→ **Data extract**:
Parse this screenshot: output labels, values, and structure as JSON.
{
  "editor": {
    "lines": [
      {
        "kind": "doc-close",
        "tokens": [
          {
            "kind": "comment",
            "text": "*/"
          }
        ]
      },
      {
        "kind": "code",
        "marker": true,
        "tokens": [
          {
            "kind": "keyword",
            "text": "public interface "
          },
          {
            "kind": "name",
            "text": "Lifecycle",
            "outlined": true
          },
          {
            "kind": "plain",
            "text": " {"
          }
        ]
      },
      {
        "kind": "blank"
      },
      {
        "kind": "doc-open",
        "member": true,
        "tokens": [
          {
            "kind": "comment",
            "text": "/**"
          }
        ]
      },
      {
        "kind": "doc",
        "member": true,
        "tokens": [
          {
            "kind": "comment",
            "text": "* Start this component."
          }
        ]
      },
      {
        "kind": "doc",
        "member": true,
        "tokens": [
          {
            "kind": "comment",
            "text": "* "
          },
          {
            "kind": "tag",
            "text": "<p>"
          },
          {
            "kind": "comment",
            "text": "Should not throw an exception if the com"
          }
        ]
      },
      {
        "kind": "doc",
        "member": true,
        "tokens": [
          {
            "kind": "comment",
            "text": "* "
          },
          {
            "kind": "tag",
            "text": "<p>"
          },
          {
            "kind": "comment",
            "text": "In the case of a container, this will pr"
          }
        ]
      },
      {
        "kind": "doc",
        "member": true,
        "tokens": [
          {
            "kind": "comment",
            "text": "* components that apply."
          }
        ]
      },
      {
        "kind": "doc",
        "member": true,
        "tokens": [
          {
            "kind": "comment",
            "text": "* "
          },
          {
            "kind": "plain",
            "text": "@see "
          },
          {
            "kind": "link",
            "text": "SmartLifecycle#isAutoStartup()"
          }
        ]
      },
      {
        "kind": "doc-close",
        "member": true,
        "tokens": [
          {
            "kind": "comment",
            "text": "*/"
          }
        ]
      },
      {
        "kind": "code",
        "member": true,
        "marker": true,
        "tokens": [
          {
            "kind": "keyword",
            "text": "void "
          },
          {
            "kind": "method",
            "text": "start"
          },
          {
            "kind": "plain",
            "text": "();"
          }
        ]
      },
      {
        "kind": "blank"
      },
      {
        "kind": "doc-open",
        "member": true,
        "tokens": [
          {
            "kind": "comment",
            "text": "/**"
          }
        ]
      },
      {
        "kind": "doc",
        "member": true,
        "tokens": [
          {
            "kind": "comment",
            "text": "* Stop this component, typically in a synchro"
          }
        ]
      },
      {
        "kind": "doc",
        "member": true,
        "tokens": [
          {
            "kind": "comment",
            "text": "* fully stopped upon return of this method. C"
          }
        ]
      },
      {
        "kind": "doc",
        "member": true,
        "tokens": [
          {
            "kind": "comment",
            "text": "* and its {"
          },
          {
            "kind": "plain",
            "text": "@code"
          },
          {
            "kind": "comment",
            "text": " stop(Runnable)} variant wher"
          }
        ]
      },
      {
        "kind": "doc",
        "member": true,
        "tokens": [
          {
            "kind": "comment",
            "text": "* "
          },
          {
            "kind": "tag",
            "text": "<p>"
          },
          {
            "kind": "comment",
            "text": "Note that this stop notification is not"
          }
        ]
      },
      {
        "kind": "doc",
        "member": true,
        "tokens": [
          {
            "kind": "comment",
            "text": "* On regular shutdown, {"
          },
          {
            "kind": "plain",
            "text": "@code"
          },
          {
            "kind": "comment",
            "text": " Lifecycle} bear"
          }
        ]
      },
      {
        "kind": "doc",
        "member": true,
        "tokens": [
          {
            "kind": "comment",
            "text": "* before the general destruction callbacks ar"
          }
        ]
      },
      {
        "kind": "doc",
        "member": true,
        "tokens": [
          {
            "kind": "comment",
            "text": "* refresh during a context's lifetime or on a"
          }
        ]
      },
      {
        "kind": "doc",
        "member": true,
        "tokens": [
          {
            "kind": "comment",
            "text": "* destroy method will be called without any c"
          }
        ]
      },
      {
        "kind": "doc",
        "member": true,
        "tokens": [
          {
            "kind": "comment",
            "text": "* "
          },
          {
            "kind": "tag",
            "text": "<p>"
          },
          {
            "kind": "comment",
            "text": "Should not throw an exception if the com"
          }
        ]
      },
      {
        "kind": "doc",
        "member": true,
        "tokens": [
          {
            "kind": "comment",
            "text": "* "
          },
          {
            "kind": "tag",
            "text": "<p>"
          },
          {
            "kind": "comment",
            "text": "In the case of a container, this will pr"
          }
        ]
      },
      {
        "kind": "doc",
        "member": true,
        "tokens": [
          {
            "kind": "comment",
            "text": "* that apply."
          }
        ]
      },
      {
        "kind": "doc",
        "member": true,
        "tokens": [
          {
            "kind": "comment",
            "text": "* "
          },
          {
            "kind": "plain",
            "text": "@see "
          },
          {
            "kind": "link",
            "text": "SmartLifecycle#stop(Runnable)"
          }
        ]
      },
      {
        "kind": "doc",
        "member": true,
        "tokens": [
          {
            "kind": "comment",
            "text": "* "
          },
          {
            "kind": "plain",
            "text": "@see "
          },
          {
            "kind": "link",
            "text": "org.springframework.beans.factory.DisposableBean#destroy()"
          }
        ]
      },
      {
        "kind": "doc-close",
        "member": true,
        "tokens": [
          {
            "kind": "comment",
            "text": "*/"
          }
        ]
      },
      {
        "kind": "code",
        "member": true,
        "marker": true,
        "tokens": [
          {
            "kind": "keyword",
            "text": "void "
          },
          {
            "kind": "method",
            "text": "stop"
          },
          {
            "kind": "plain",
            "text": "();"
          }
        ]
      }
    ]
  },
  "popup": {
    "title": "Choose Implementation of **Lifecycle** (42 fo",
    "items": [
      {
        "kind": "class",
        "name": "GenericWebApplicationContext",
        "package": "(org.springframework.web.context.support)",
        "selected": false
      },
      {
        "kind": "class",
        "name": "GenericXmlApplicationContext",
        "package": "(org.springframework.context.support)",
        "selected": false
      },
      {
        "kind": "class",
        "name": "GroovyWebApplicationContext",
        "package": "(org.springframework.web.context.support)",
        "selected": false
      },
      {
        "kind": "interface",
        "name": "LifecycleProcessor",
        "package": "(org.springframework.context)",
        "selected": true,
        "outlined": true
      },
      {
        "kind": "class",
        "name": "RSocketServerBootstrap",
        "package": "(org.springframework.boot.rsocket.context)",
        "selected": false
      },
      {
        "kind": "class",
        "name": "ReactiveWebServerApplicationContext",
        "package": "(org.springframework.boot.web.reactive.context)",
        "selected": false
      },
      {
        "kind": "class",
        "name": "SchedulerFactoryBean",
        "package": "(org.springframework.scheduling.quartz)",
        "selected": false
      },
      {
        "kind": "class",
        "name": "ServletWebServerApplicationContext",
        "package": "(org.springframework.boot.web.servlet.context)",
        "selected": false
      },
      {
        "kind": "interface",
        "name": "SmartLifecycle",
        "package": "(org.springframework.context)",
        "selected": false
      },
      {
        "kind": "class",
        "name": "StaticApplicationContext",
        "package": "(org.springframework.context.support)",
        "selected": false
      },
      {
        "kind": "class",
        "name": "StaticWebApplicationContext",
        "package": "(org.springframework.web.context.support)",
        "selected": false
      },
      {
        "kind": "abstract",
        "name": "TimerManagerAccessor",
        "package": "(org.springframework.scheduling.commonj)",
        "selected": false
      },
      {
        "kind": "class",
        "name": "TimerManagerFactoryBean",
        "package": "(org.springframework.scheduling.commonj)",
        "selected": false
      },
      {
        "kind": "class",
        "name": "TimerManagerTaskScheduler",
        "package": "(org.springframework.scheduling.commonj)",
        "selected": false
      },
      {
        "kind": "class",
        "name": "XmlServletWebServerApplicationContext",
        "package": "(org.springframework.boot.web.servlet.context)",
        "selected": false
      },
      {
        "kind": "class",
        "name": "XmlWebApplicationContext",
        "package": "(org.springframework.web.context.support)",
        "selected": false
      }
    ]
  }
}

→ **Work instructions**: Tell how many lines include "destroy". The number is the whole answer.

→ **Correct answer**: 2